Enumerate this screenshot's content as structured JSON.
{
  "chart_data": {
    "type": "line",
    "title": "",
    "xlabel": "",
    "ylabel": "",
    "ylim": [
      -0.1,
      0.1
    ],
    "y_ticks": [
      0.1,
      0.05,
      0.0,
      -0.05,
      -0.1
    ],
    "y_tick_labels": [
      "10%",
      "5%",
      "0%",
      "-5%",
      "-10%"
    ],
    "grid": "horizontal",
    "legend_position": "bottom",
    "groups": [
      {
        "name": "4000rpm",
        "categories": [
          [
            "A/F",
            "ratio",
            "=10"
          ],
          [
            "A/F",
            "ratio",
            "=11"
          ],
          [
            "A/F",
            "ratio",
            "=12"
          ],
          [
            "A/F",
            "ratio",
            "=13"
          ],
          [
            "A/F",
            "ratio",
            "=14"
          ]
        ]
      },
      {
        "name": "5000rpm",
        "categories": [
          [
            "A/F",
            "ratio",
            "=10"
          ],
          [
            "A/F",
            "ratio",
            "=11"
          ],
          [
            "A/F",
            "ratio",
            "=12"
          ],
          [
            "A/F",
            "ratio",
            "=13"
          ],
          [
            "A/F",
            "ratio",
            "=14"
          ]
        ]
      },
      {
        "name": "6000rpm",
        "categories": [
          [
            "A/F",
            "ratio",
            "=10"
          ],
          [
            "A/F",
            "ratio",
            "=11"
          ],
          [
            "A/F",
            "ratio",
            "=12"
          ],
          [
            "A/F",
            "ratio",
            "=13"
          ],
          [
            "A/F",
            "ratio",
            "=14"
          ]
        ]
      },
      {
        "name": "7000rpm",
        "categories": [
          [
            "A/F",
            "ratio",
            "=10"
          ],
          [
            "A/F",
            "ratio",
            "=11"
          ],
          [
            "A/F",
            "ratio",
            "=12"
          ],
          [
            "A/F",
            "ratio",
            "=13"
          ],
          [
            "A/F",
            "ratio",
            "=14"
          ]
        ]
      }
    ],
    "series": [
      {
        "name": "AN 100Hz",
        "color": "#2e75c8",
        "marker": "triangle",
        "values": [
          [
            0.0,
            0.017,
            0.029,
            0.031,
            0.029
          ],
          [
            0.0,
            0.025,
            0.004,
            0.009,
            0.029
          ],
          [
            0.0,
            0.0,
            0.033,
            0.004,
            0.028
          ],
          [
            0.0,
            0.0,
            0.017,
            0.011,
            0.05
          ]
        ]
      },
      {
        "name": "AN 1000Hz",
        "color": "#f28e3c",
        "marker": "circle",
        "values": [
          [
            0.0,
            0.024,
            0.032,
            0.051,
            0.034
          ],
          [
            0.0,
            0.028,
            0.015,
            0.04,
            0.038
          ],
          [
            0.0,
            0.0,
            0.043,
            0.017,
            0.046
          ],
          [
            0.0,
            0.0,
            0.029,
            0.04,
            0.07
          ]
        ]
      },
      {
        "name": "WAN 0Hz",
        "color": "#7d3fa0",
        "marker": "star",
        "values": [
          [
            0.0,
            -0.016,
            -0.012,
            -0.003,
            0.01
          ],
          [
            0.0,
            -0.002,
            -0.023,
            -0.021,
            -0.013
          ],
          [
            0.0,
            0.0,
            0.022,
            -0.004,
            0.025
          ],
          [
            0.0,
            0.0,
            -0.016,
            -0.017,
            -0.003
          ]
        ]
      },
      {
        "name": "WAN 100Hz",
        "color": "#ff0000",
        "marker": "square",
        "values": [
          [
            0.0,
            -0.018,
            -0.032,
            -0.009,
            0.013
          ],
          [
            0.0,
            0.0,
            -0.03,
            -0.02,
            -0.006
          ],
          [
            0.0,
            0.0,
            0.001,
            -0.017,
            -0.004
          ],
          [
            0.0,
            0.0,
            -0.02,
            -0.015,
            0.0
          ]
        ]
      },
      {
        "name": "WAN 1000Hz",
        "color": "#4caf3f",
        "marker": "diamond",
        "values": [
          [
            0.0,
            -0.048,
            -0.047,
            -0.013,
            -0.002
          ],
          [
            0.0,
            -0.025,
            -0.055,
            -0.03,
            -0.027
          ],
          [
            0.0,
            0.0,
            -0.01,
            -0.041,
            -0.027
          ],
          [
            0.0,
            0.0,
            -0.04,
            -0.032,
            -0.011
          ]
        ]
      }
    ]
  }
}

-=-=-=-=-

### WHAT TO PRODUCE
Show every line above in which the word "name" occurs.

### THE OUTPUT
        "name": "4000rpm",
        "name": "5000rpm",
        "name": "6000rpm",
        "name": "7000rpm",
        "name": "AN 100Hz",
        "name": "AN 1000Hz",
        "name": "WAN 0Hz",
        "name": "WAN 100Hz",
        "name": "WAN 1000Hz",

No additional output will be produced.